Written exercise:
Copy every line in which the string "subtitle" occurs.
+---+
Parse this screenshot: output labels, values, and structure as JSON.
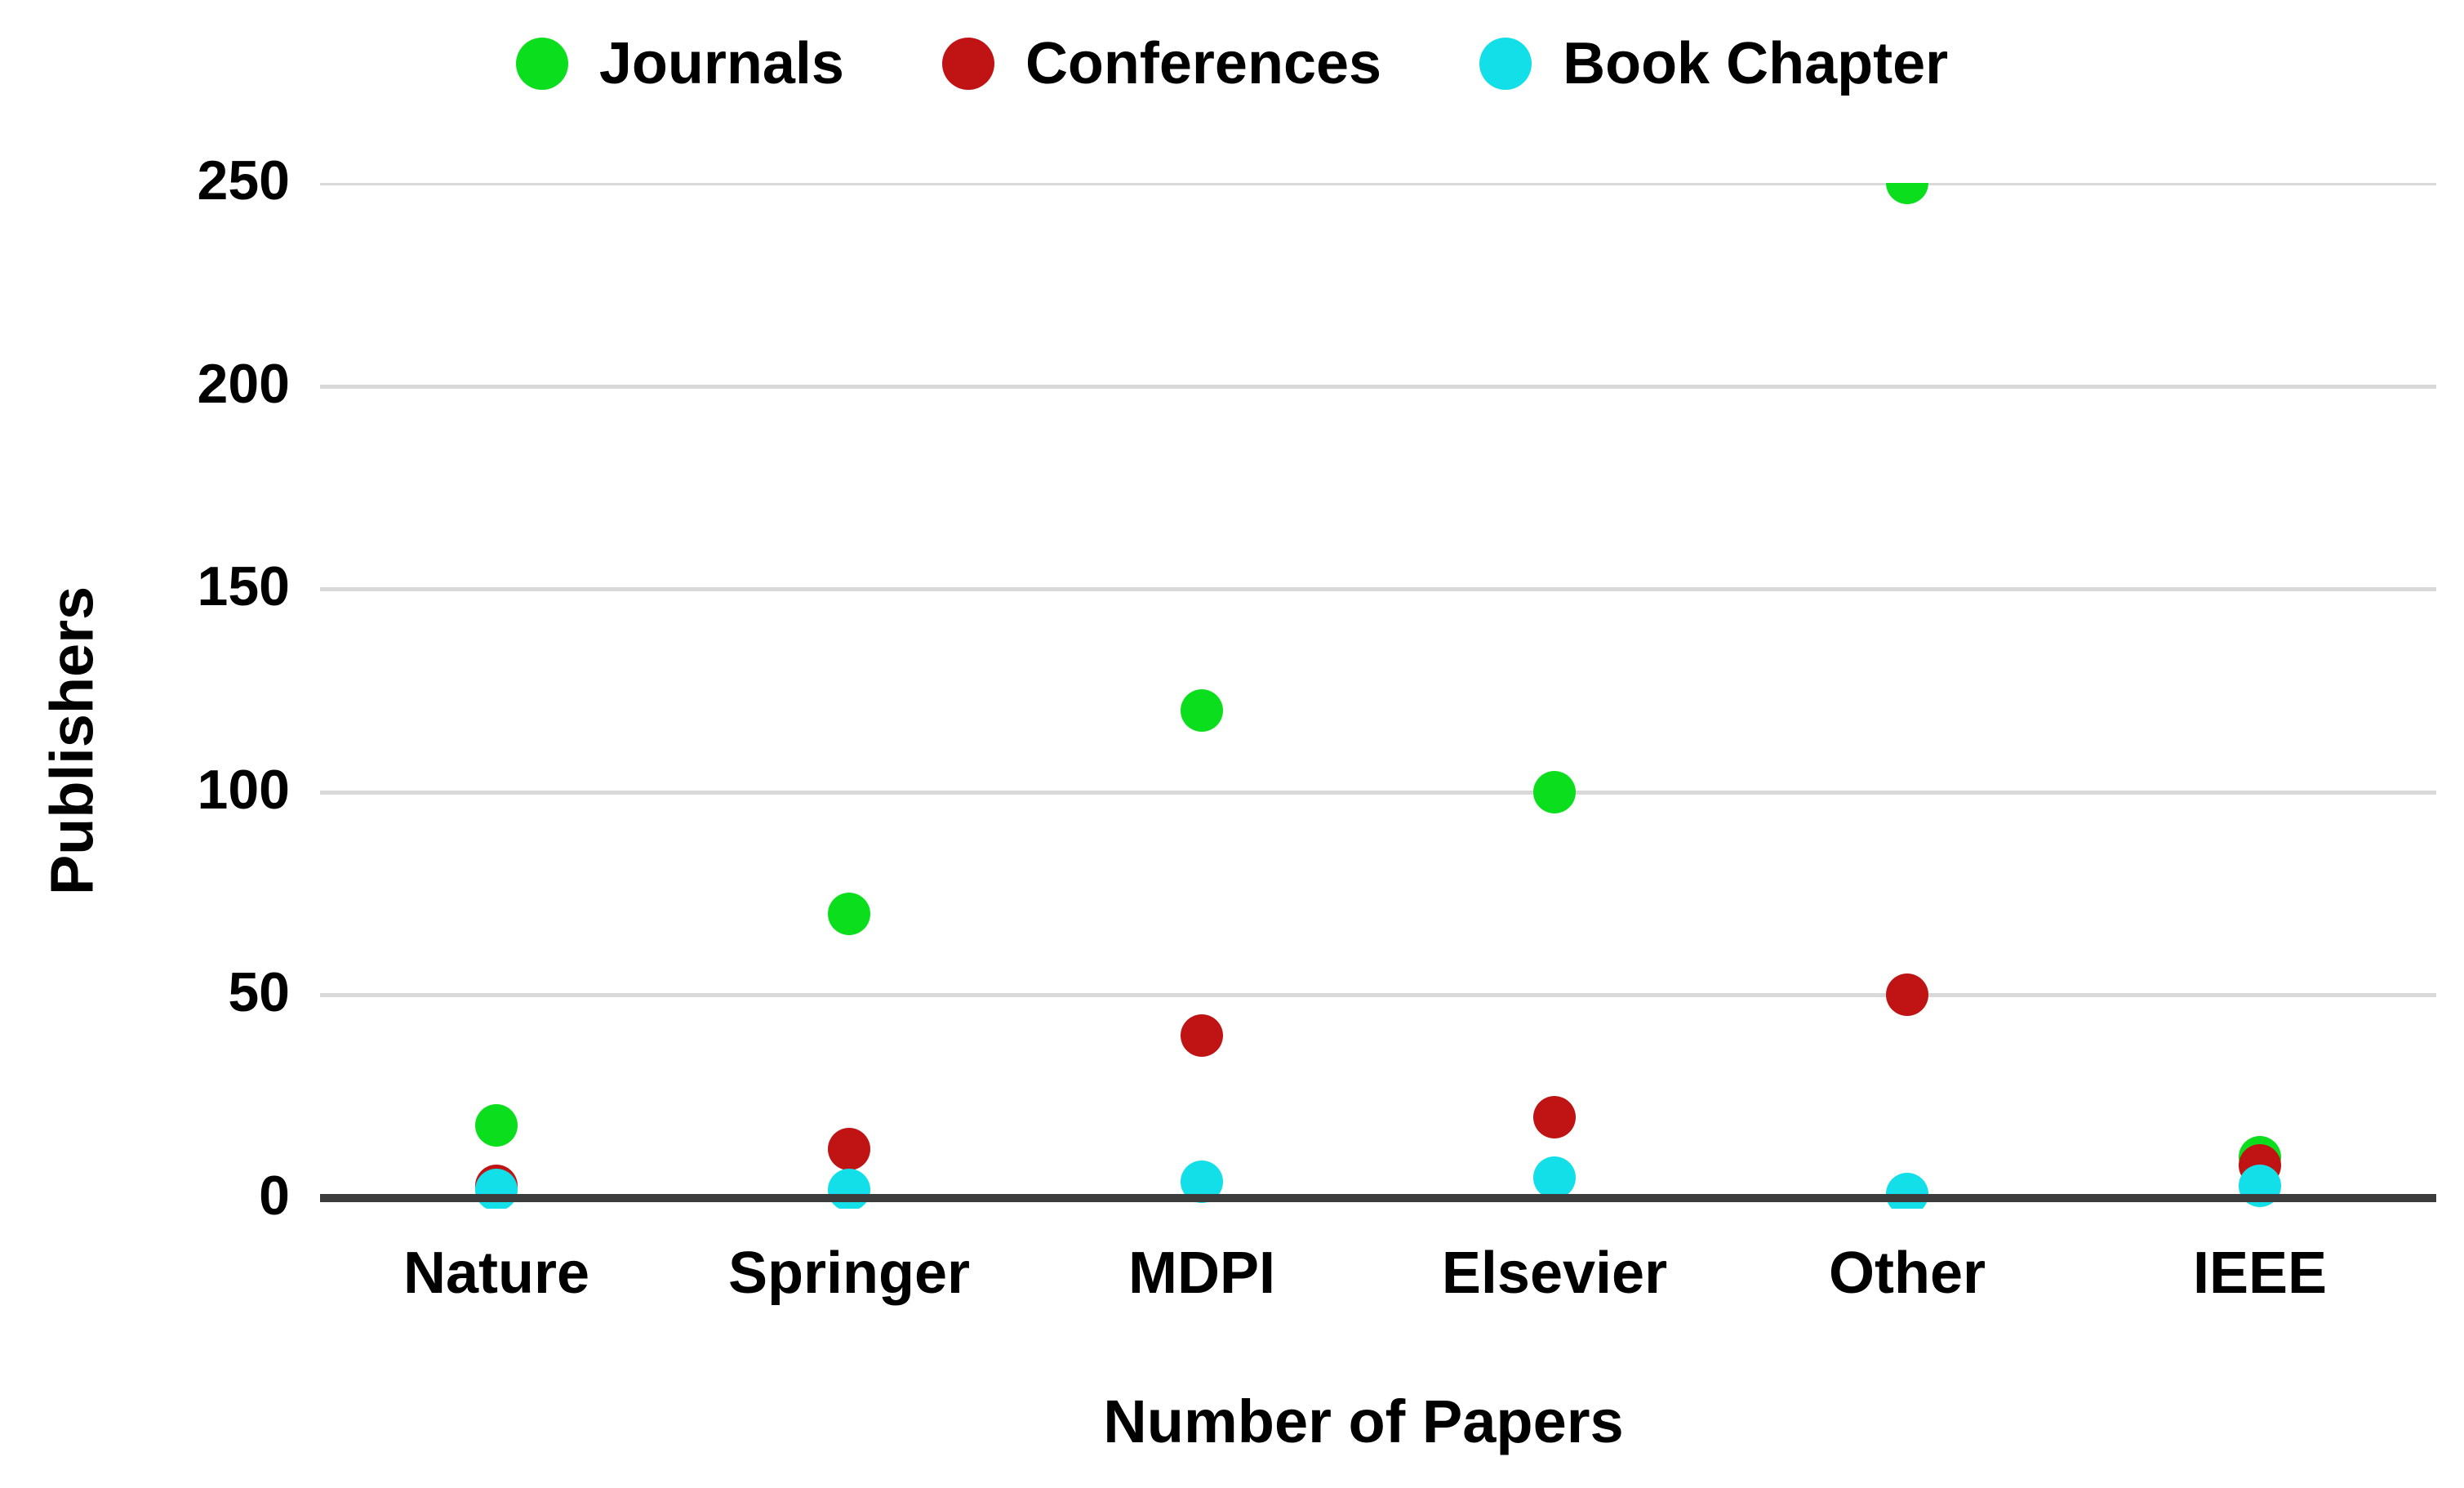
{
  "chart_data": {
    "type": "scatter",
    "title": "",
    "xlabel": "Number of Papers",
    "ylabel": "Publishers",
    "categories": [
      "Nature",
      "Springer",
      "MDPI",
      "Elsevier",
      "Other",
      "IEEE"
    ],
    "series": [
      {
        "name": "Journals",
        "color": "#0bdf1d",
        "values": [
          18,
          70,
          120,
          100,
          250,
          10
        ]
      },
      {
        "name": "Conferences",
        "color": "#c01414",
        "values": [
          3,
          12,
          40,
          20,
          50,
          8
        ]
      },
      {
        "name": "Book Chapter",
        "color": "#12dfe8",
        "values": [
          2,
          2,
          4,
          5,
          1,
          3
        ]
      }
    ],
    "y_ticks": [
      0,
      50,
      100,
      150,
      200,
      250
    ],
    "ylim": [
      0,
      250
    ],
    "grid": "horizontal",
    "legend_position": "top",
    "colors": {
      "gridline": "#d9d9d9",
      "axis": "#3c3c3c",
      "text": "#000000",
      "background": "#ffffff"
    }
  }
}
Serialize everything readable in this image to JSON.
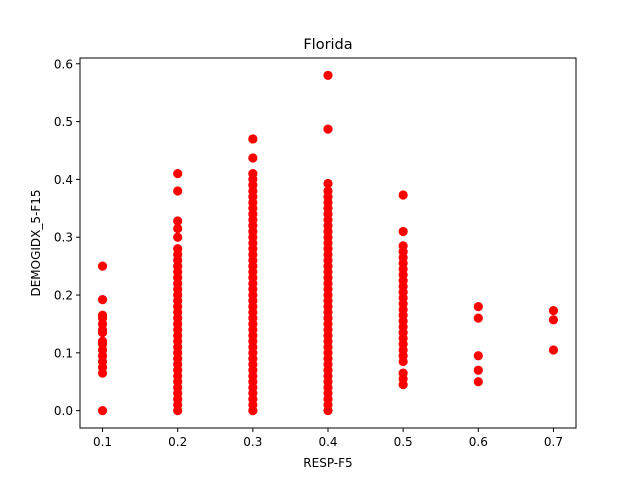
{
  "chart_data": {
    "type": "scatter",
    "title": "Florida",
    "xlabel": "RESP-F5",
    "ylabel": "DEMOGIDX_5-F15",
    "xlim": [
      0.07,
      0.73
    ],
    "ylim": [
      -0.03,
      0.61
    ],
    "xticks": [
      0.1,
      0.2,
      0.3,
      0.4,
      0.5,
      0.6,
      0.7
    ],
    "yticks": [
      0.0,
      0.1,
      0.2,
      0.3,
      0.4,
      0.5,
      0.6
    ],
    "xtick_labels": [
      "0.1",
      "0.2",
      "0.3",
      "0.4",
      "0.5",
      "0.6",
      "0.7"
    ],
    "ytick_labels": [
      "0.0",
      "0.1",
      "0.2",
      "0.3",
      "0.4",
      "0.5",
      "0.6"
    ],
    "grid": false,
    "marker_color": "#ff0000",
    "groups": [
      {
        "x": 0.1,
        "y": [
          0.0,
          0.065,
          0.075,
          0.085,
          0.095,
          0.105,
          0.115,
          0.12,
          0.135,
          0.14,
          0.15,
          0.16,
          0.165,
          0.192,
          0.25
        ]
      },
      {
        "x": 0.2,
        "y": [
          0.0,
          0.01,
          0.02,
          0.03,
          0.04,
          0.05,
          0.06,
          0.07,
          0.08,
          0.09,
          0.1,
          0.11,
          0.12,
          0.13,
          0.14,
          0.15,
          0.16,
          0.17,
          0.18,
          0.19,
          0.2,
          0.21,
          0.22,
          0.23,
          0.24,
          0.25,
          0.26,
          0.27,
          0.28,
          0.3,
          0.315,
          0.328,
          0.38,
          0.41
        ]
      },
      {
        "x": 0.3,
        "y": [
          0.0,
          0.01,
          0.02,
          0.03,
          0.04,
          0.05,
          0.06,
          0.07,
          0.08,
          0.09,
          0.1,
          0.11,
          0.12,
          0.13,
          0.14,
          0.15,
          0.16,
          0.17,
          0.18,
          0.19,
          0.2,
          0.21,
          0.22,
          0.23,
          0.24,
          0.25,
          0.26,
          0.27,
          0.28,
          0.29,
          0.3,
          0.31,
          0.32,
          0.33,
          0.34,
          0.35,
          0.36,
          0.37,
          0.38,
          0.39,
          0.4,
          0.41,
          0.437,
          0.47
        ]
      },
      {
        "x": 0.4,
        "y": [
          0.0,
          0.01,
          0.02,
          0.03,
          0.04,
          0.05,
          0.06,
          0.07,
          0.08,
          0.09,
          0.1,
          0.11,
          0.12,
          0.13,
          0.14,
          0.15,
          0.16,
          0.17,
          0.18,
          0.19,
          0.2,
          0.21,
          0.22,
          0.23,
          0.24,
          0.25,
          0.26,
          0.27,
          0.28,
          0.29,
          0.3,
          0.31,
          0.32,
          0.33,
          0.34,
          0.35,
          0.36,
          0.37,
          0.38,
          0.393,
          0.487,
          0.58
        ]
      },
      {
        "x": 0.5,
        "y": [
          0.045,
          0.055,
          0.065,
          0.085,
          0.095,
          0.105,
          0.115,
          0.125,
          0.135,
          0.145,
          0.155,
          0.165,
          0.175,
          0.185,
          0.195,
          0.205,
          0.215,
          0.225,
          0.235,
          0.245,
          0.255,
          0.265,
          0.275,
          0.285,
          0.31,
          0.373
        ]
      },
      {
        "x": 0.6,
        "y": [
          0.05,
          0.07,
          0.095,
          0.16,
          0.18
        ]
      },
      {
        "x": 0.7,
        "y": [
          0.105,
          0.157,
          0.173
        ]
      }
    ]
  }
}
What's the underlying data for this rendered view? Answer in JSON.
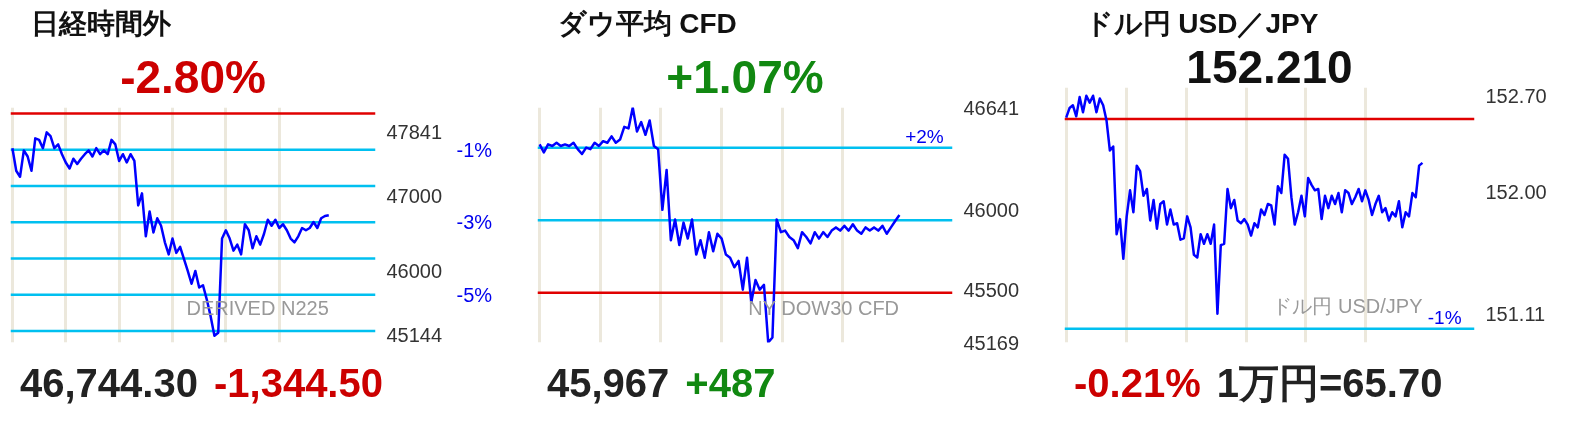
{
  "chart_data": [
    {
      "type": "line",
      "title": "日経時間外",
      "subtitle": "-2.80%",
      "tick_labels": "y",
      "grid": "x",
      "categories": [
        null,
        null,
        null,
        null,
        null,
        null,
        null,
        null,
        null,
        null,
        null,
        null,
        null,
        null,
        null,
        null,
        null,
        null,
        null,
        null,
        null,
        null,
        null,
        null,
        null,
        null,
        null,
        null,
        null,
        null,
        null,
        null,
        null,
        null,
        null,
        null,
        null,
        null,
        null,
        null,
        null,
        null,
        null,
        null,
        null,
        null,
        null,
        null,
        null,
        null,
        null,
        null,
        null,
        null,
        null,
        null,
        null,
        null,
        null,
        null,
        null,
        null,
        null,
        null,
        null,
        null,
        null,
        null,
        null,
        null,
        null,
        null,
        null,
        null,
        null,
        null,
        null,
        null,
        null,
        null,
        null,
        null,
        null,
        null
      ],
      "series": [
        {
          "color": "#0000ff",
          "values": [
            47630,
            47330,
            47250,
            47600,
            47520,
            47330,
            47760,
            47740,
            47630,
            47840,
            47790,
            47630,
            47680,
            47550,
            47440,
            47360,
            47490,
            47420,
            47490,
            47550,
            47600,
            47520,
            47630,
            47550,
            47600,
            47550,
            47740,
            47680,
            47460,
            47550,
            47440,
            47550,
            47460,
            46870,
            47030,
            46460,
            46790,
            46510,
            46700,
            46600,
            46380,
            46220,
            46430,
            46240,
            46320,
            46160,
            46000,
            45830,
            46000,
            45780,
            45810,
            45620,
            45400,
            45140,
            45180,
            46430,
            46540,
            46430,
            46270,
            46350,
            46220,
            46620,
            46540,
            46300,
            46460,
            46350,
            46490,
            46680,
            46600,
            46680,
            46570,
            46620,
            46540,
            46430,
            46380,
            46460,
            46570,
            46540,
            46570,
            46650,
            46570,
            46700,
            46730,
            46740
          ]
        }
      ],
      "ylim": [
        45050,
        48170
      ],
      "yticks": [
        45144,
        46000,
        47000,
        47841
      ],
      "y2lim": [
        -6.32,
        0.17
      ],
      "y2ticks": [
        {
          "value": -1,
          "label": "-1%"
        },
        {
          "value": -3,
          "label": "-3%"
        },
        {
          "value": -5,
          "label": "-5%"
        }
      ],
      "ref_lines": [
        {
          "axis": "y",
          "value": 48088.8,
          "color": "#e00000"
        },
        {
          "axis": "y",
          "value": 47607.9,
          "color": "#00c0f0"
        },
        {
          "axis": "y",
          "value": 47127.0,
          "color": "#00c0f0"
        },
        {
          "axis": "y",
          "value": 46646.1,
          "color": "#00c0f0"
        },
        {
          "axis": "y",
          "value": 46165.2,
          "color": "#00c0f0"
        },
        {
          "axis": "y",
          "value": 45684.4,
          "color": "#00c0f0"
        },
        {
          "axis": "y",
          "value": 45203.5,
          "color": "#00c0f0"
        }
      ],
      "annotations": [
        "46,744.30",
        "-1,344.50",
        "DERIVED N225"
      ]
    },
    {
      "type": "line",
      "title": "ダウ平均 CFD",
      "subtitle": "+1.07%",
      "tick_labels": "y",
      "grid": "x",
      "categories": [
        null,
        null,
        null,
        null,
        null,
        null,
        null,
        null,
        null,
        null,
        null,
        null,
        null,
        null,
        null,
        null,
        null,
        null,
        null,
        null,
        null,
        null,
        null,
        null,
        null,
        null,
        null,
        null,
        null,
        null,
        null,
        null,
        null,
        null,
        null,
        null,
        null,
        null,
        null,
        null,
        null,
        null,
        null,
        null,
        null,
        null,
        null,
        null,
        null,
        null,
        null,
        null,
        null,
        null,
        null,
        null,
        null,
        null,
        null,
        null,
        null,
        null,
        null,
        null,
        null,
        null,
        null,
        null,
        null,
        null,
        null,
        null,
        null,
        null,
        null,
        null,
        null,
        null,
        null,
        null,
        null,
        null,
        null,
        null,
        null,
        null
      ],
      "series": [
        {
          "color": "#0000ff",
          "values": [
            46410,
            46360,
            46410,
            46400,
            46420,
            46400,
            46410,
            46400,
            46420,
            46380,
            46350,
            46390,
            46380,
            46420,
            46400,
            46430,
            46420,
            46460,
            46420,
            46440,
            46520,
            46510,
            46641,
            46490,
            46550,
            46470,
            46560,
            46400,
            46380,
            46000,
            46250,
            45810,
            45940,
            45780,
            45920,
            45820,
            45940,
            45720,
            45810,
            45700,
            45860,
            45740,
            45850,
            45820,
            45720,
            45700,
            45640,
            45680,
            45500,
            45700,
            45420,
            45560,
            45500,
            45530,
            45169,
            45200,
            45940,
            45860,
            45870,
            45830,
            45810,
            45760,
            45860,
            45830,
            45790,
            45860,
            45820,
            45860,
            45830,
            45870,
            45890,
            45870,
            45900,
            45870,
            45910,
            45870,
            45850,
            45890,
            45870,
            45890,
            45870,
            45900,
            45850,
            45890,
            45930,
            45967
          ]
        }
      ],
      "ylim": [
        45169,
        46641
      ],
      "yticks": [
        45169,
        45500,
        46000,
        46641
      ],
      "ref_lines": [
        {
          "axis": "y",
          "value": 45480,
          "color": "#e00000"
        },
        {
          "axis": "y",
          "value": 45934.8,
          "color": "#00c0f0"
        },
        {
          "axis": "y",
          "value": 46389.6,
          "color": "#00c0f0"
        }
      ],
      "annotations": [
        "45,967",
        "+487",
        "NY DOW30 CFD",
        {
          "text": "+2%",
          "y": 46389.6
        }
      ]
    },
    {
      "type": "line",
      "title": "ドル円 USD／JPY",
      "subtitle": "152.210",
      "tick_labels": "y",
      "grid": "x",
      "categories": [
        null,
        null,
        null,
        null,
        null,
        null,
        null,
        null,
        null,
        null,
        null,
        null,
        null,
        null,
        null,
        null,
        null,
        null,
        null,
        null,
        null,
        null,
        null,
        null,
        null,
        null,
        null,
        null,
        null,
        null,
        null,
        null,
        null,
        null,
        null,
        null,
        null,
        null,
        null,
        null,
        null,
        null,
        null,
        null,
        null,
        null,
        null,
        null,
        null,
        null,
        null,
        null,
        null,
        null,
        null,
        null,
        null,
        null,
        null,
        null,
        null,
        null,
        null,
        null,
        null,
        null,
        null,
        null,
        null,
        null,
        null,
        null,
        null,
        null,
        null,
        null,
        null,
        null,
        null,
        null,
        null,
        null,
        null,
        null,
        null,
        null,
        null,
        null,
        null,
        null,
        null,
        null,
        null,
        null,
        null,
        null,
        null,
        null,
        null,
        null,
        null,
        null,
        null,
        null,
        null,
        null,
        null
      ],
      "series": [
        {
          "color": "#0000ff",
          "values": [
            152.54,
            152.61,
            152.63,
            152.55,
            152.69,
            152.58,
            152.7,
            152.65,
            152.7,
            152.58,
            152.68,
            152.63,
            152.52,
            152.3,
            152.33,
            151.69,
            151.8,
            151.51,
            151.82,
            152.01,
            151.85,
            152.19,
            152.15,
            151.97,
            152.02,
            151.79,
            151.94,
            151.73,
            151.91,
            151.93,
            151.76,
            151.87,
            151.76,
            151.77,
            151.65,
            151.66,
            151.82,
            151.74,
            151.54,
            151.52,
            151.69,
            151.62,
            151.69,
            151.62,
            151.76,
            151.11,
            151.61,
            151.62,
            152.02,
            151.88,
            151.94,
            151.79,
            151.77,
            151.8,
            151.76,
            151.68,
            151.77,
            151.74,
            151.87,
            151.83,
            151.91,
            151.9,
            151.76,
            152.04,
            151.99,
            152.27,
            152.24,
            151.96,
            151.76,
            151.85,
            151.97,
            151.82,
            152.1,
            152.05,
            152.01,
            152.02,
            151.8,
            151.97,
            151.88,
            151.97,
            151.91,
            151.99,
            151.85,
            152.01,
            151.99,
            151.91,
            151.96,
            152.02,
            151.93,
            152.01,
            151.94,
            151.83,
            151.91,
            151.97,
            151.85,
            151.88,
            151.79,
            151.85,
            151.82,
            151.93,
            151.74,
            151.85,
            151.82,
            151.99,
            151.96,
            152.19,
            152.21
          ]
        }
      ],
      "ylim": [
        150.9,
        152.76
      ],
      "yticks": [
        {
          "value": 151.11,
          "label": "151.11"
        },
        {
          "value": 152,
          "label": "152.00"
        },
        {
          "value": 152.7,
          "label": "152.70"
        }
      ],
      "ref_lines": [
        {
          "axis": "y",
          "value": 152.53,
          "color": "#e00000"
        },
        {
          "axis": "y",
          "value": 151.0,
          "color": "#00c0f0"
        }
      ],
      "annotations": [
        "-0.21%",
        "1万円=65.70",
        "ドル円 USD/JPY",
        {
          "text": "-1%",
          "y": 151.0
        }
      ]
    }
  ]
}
+---+
Worked answer:
      "subtitle": "-2.80%",
      "subtitle": "+1.07%",
      "subtitle": "152.210",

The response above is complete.